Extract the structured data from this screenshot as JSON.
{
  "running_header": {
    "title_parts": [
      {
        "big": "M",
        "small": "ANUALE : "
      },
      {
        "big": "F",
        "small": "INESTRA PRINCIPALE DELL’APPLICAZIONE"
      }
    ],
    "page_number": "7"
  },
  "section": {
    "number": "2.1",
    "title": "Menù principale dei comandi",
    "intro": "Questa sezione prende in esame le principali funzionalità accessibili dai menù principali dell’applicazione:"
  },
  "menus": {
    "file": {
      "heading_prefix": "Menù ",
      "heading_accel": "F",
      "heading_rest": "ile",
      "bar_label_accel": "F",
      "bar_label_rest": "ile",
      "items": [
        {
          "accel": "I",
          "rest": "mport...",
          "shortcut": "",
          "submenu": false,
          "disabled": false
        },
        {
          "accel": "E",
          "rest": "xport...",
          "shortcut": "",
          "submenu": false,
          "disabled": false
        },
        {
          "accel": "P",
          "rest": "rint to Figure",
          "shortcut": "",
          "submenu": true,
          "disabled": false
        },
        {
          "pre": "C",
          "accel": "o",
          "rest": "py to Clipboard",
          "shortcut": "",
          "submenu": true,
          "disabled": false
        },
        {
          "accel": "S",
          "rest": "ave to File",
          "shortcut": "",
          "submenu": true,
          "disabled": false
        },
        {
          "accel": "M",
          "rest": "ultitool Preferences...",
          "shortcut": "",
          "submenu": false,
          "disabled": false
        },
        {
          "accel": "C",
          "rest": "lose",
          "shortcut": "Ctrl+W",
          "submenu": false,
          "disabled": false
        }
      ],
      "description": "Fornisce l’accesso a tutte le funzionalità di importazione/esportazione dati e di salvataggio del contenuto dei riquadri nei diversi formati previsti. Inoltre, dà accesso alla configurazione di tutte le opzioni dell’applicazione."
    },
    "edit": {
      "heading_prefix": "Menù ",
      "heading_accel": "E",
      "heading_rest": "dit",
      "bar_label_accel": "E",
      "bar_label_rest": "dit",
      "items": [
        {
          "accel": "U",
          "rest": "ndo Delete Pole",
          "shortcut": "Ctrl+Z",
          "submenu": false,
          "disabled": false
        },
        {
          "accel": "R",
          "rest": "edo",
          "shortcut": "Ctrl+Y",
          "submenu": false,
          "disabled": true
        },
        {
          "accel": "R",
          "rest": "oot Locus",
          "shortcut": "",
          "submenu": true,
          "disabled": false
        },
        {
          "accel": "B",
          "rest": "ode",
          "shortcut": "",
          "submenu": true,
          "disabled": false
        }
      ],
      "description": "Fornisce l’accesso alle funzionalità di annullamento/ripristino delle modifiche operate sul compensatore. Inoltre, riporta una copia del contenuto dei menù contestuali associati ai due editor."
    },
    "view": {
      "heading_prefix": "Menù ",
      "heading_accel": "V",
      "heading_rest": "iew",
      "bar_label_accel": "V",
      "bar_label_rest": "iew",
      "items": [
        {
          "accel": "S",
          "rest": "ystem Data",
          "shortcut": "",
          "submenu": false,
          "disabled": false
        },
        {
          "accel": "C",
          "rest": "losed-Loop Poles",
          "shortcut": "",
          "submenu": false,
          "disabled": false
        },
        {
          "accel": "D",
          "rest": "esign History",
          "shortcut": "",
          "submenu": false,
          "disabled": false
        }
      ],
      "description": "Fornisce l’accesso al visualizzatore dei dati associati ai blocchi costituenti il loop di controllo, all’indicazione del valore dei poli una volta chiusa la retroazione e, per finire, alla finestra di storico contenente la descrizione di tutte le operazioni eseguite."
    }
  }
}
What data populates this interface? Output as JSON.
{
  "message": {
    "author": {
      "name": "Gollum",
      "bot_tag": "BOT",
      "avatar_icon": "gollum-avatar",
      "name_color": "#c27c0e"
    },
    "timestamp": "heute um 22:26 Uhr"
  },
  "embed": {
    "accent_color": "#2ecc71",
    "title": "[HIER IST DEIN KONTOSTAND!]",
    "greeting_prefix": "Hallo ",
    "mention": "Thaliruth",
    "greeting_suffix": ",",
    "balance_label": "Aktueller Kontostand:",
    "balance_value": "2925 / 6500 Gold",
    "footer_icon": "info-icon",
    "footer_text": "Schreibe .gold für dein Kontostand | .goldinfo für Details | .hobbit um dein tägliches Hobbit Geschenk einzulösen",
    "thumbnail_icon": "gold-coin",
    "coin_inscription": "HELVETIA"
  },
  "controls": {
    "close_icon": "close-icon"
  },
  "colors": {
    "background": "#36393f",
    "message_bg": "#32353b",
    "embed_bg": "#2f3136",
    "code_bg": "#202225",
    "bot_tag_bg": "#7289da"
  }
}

======

Task to carry out:
Search the data above for lines holding "this" and copy each of them.

Task solution:
Extract the structured data from this screenshot as JSON.
What data populates this interface? Output as JSON.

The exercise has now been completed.